* **과제 지시**:
1. DCGAN 논문 리뷰에 따르면 생성자에서 완전연결층은 언제 한 번만 쓰이며, 그 뒤에 strided convolution을 사용하는 목적은 무엇인지 설명하시오.
2. DCGAN 논문 리뷰의 코드 부분을 마지막 줄 바로 다음부터 이어서 작성하시오.

* **원문 발췌**:
· · · ·
[Paper Review] UNSUPERVISED REPRESENTATION LEARNING WITH DEEP CONVOLUTIONALGENERATIVE ADVERSARIAL NETWORKS

Date :

Review of paper, with code from PyTorch DCGAN tutorial & modificaton.

1. Intro

  • 2014년 GAN 논문이 발표된 이후, 여러 연구가 진행됐지만 학습의 불안정성이 항상 문제로 제기되어 왔다. 이론적으로 GAN은 $p_{data}$를 갖는다는 사실은 증명됐지만, 실제로는 그런 결과를 거두지 못했다.

  • DCGAN은 Convolutional layer을 도입했고, 대부분 상황에서 안정적인 모습을 보였다.

  • 지도학습에서는 우수한 성능을 보였지만, 비지도 학습에서는 그러지 못한 경우가 ..

    4가지 컨트리뷰샨

  • CNN을 이용해 GAN의 성능을 끌어올리려는 시도는 많았고, LAPGAN( Denton et al, 2015)가 그 예시이다. 그러나 성공적이지 못했다.
  • extensive exploration of model을 통해 high-resolution을 끌어낼 수 있는 구조를 만들었따.
  1. propose and evaluate a set of constraints on the architectural topology of convolutional gans that make them stable to train in most settings.
  2. use the trained discriminators for image classification tasks, showing competitive performance with other unsupervised algorithms.
  3. visualize the filters learned by GANs and empirically show that specific filters have learned to draw specific objects

  4. generators have interesting vector arithmetic properties allowing for easy manipulation of many semantic qualities of generated samples.

2. model architecture

모델의 핵심은 다음과 같음.(core of model)

image-20220601173159733

Example figure:

image-20220601173325474

  • No pre-processing except for tanh activation function [-1,1] for scaling
  • SGD with mini-batches 128
  • Weights initialised with standard deviation 0.02
  • in the leaky ReLU, the slope of the leak was set to 0.2 in all models.
  • Adam optimizer with tuned hyperparameters, 0.0002 as learning rate, $\beta = 0.5$

Fully layer is applied only once for generator, at first time when changing 100(z) shape. After this, the author used strided convolution to increase the size of feature map.

2.1. Generator

# Batch size during training
batch_size = 128
# Spatial size of training images. All images will be resized to this
#   size using a transformer.
image_size = 64
# Number of channels in the training images. For color images this is 3
nc = 3
# Size of z latent vector (i.e. size of generator input)
· · · ·
* **제공 자료**:
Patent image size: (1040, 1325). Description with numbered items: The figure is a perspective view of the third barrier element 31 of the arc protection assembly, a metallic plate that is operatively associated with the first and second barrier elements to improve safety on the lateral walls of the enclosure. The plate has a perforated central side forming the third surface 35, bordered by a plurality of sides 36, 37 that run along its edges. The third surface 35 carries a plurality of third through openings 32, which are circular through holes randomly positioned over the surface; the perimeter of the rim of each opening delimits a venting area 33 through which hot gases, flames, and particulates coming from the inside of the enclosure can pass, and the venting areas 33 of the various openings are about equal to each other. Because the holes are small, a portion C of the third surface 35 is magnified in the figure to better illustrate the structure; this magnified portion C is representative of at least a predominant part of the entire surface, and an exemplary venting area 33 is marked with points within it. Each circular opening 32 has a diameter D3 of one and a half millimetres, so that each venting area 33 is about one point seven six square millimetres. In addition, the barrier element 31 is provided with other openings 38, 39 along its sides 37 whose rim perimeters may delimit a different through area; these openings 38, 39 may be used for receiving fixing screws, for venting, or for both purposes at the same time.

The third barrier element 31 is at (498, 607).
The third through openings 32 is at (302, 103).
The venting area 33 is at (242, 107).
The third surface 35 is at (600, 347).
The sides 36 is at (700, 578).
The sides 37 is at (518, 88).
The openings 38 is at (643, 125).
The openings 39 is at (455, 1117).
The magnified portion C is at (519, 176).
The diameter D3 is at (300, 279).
· · · ·
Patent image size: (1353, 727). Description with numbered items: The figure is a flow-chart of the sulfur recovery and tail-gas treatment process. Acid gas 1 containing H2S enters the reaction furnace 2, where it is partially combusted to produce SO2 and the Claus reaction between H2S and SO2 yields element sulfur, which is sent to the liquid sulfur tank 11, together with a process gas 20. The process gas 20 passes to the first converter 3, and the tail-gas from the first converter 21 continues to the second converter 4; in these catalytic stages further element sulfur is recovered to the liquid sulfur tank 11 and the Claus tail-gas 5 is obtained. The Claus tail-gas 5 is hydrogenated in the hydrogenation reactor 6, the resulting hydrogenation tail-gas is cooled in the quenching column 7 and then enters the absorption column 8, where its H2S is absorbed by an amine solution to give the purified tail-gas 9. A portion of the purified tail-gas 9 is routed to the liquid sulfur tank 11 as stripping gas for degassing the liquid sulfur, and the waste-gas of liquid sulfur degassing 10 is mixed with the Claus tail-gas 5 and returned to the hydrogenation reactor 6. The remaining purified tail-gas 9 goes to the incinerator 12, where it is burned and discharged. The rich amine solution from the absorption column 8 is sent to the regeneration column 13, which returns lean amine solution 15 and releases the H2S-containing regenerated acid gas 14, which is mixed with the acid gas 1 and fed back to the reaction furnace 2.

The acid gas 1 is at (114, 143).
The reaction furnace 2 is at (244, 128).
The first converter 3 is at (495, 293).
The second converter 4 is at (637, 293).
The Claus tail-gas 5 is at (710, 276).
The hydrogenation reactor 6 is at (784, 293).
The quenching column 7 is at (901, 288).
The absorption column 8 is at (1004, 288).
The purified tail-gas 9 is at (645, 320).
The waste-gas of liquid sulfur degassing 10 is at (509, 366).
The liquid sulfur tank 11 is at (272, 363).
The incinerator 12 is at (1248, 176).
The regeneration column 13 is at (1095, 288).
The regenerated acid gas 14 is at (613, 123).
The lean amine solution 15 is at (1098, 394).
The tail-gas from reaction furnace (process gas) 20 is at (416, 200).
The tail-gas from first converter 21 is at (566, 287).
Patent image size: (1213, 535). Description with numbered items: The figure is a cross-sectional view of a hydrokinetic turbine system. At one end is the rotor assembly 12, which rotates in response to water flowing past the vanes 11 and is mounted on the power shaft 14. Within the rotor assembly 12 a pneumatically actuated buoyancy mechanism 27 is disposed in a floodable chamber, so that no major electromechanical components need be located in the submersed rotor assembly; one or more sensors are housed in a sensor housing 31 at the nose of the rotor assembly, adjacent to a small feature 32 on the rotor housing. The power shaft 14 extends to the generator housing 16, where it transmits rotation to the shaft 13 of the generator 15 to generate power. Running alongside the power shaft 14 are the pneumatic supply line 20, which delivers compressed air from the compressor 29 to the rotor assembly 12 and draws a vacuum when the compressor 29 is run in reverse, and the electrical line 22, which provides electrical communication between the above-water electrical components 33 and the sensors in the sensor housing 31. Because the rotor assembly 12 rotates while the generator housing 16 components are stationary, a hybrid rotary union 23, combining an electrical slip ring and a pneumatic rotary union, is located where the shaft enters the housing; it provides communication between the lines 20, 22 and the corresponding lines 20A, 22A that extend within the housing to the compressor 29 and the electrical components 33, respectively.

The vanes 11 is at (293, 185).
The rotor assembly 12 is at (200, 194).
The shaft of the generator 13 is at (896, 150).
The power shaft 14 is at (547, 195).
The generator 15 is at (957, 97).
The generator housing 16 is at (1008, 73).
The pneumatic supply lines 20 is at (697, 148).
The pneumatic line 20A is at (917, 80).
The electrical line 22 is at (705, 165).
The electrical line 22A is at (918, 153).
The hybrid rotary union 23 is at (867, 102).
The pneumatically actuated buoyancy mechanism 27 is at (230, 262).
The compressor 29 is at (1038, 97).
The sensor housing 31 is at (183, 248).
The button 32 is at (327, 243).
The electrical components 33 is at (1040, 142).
· · · ·
* **과제별 답안**:
1. 완전연결층은 생성자에서 100차원 z의 형태를 처음 바꿀 때 한 번만 적용된다. 그 이후에는 특징 맵의 크기를 키우기 위해 strided convolution을 사용한다.

2.
nz = 100
# Size of feature maps in generator
ngf = 64
# Size of feature maps in discriminator
ndf = 64
# Number of training epochs
num_epochs = 5
# Learning rate for optimizers
lr = 0.0002
# Beta1 hyperparam for Adam optimizers
beta1 = 0.5
# Number of GPUs available. Use 0 for CPU mode.
ngpu = 1
class Generator(nn.Module):
    def __init__(self, ngpu):
        super(Generator, self).__init__()
        self.ngpu = ngpu
        self.main = nn.Sequential(
            # input is Z, going into a convolution
            nn.ConvTranspose2d( nz, ngf * 8, 4, 1, 0, bias=False),
            nn.BatchNorm2d(ngf * 8),
            nn.ReLU(True),
            # state size. (ngf*8) x 4 x 4
            nn.ConvTranspose2d(ngf * 8, ngf * 4, 4, 2, 1, bias=False),
            nn.BatchNorm2d(ngf * 4),
            nn.ReLU(True),
            # state size. (ngf*4) x 8 x 8
            nn.ConvTranspose2d( ngf * 4, ngf * 2, 4, 2, 1, bias=False),
            nn.BatchNorm2d(ngf * 2),
            nn.ReLU(True),
            # state size. (ngf*2) x 16 x 16
            nn.ConvTranspose2d( ngf * 2, ngf, 4, 2, 1, bias=False),
            nn.BatchNorm2d(ngf),
            nn.ReLU(True),
            # state size. (ngf) x 32 x 32
            nn.ConvTranspose2d( ngf, nc, 4, 2, 1, bias=False),
            nn.Tanh()
            # state size. (nc) x 64 x 64
        )

    def forward(self, input):
        return self.main(input)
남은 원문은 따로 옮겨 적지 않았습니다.